Excerpted data -
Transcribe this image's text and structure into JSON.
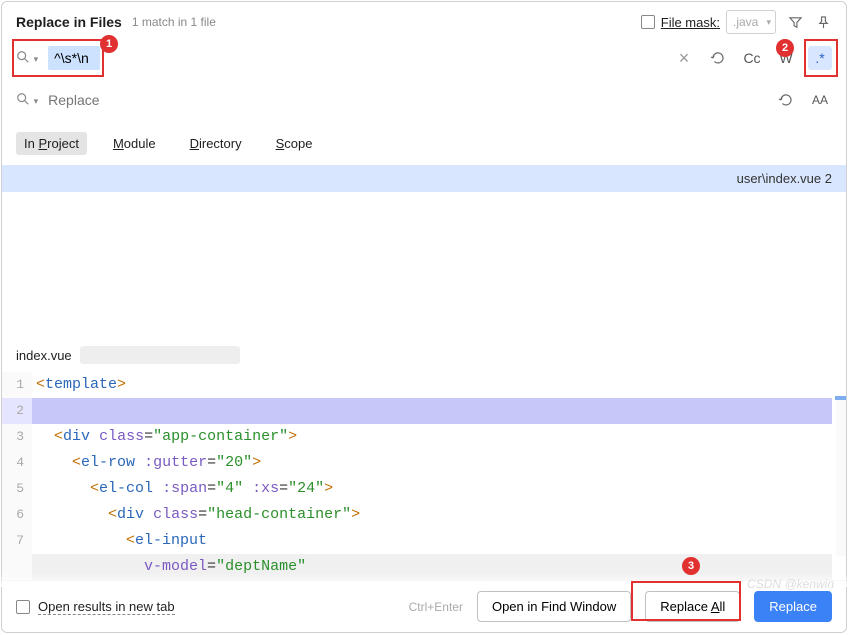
{
  "header": {
    "title": "Replace in Files",
    "matches": "1 match in 1 file",
    "filemask_label": "File mask:",
    "filemask_value": ".java"
  },
  "search": {
    "value": "^\\s*\\n",
    "clear": "×",
    "cc": "Cc",
    "w": "W",
    "regex": ".*"
  },
  "replace": {
    "placeholder": "Replace",
    "preserve": "AA"
  },
  "scope": {
    "tabs": [
      "In Project",
      "Module",
      "Directory",
      "Scope"
    ]
  },
  "result": {
    "line": "user\\index.vue 2"
  },
  "preview": {
    "filename": "index.vue",
    "lines": [
      {
        "n": 1,
        "kind": "code"
      },
      {
        "n": 2,
        "kind": "hl"
      },
      {
        "n": 3,
        "kind": "code"
      },
      {
        "n": 4,
        "kind": "code"
      },
      {
        "n": 5,
        "kind": "code"
      },
      {
        "n": 6,
        "kind": "code"
      },
      {
        "n": 7,
        "kind": "code"
      },
      {
        "n": 8,
        "kind": "caret"
      }
    ]
  },
  "code_tokens": {
    "l1_template": "template",
    "l3_div": "div",
    "l3_class": "class",
    "l3_val": "\"app-container\"",
    "l4_elrow": "el-row",
    "l4_gutter": ":gutter",
    "l4_val": "\"20\"",
    "l5_elcol": "el-col",
    "l5_span": ":span",
    "l5_spanv": "\"4\"",
    "l5_xs": ":xs",
    "l5_xsv": "\"24\"",
    "l6_div": "div",
    "l6_class": "class",
    "l6_val": "\"head-container\"",
    "l7_elinput": "el-input",
    "l8_vmodel": "v-model",
    "l8_val": "\"deptName\""
  },
  "footer": {
    "open_tab": "Open results in new tab",
    "shortcut": "Ctrl+Enter",
    "open_window": "Open in Find Window",
    "replace_all": "Replace All",
    "replace": "Replace"
  },
  "badges": {
    "b1": "1",
    "b2": "2",
    "b3": "3"
  },
  "watermark": "CSDN @kenwin"
}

Directions for this task - Working from the lines above, reproduce the material exactly and exclude its pictures.

Final result -
Transcribe this image's text and structure into JSON.
{
  "header": {
    "title": "Replace in Files",
    "matches": "1 match in 1 file",
    "filemask_label": "File mask:",
    "filemask_value": ".java"
  },
  "search": {
    "value": "^\\s*\\n",
    "clear": "×",
    "cc": "Cc",
    "w": "W",
    "regex": ".*"
  },
  "replace": {
    "placeholder": "Replace",
    "preserve": "AA"
  },
  "scope": {
    "tabs": [
      "In Project",
      "Module",
      "Directory",
      "Scope"
    ]
  },
  "result": {
    "line": "user\\index.vue 2"
  },
  "preview": {
    "filename": "index.vue",
    "lines": [
      {
        "n": 1,
        "kind": "code"
      },
      {
        "n": 2,
        "kind": "hl"
      },
      {
        "n": 3,
        "kind": "code"
      },
      {
        "n": 4,
        "kind": "code"
      },
      {
        "n": 5,
        "kind": "code"
      },
      {
        "n": 6,
        "kind": "code"
      },
      {
        "n": 7,
        "kind": "code"
      },
      {
        "n": 8,
        "kind": "caret"
      }
    ]
  },
  "code_tokens": {
    "l1_template": "template",
    "l3_div": "div",
    "l3_class": "class",
    "l3_val": "\"app-container\"",
    "l4_elrow": "el-row",
    "l4_gutter": ":gutter",
    "l4_val": "\"20\"",
    "l5_elcol": "el-col",
    "l5_span": ":span",
    "l5_spanv": "\"4\"",
    "l5_xs": ":xs",
    "l5_xsv": "\"24\"",
    "l6_div": "div",
    "l6_class": "class",
    "l6_val": "\"head-container\"",
    "l7_elinput": "el-input",
    "l8_vmodel": "v-model",
    "l8_val": "\"deptName\""
  },
  "footer": {
    "open_tab": "Open results in new tab",
    "shortcut": "Ctrl+Enter",
    "open_window": "Open in Find Window",
    "replace_all": "Replace All",
    "replace": "Replace"
  },
  "badges": {
    "b1": "1",
    "b2": "2",
    "b3": "3"
  },
  "watermark": "CSDN @kenwin"
}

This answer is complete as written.